**Set exercise:**
Reproduce the listing below word for word, with no pictures.

═══ Exercise materials ═══

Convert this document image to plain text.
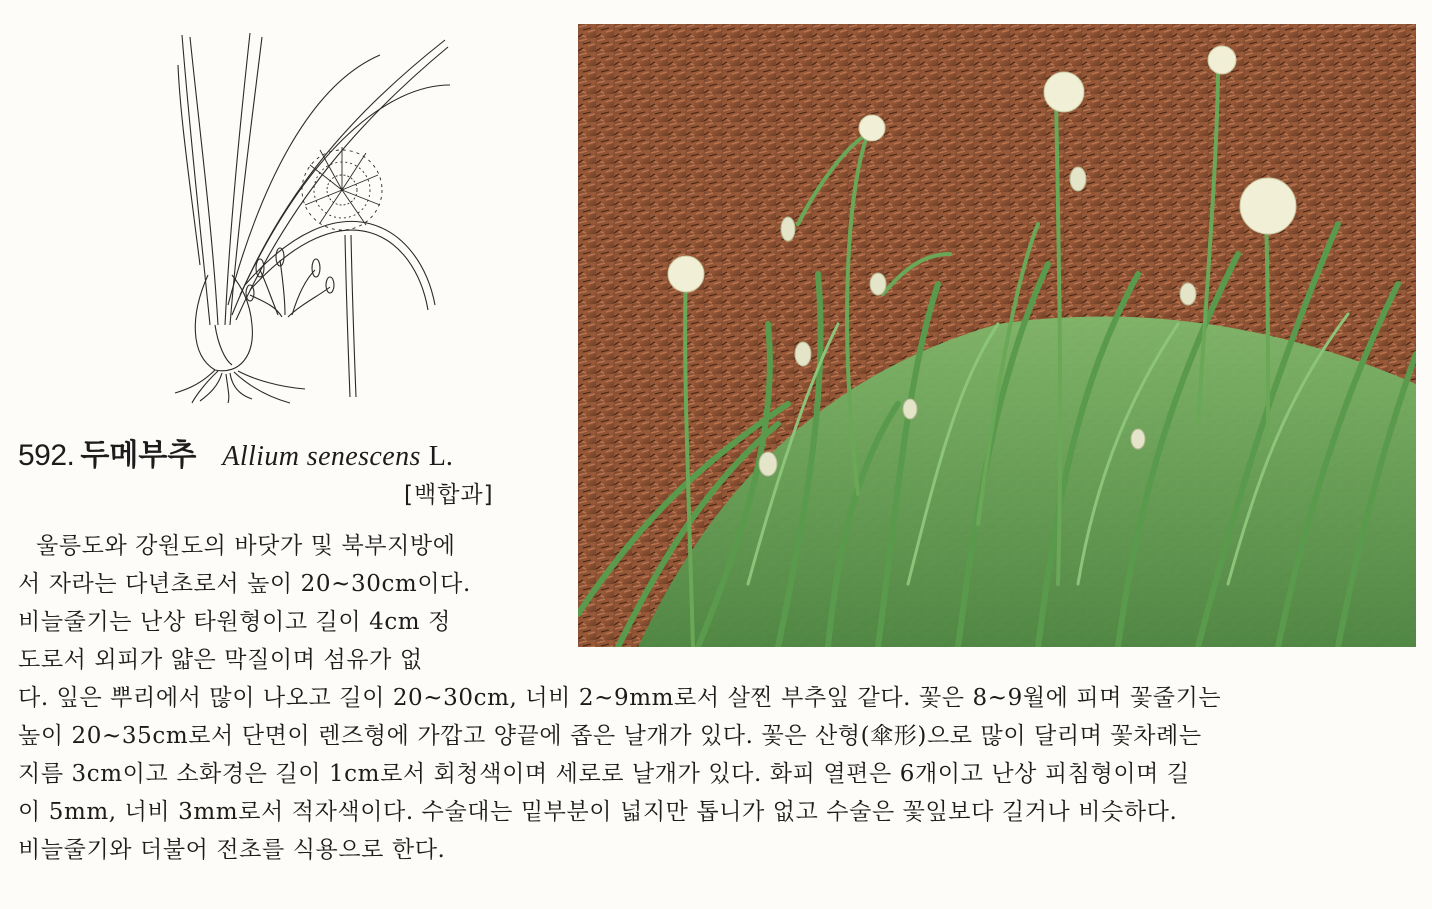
592. 두메부추 Allium senescens L.
[백합과]
울릉도와 강원도의 바닷가 및 북부지방에
서 자라는 다년초로서 높이 20~30cm이다.
비늘줄기는 난상 타원형이고 길이 4cm 정
도로서 외피가 얇은 막질이며 섬유가 없
다. 잎은 뿌리에서 많이 나오고 길이 20~30cm, 너비 2~9mm로서 살찐 부추잎 같다. 꽃은 8~9월에 피며 꽃줄기는
높이 20~35cm로서 단면이 렌즈형에 가깝고 양끝에 좁은 날개가 있다. 꽃은 산형(傘形)으로 많이 달리며 꽃차례는
지름 3cm이고 소화경은 길이 1cm로서 회청색이며 세로로 날개가 있다. 화피 열편은 6개이고 난상 피침형이며 길
이 5mm, 너비 3mm로서 적자색이다. 수술대는 밑부분이 넓지만 톱니가 없고 수술은 꽃잎보다 길거나 비슷하다.
비늘줄기와 더불어 전초를 식용으로 한다.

═══

**Response to this exercise:**
Convert this document image to plain text.
592. 두메부추 Allium senescens L.
[백합과]
울릉도와 강원도의 바닷가 및 북부지방에
서 자라는 다년초로서 높이 20~30cm이다.
비늘줄기는 난상 타원형이고 길이 4cm 정
도로서 외피가 얇은 막질이며 섬유가 없
다. 잎은 뿌리에서 많이 나오고 길이 20~30cm, 너비 2~9mm로서 살찐 부추잎 같다. 꽃은 8~9월에 피며 꽃줄기는
높이 20~35cm로서 단면이 렌즈형에 가깝고 양끝에 좁은 날개가 있다. 꽃은 산형(傘形)으로 많이 달리며 꽃차례는
지름 3cm이고 소화경은 길이 1cm로서 회청색이며 세로로 날개가 있다. 화피 열편은 6개이고 난상 피침형이며 길
이 5mm, 너비 3mm로서 적자색이다. 수술대는 밑부분이 넓지만 톱니가 없고 수술은 꽃잎보다 길거나 비슷하다.
비늘줄기와 더불어 전초를 식용으로 한다.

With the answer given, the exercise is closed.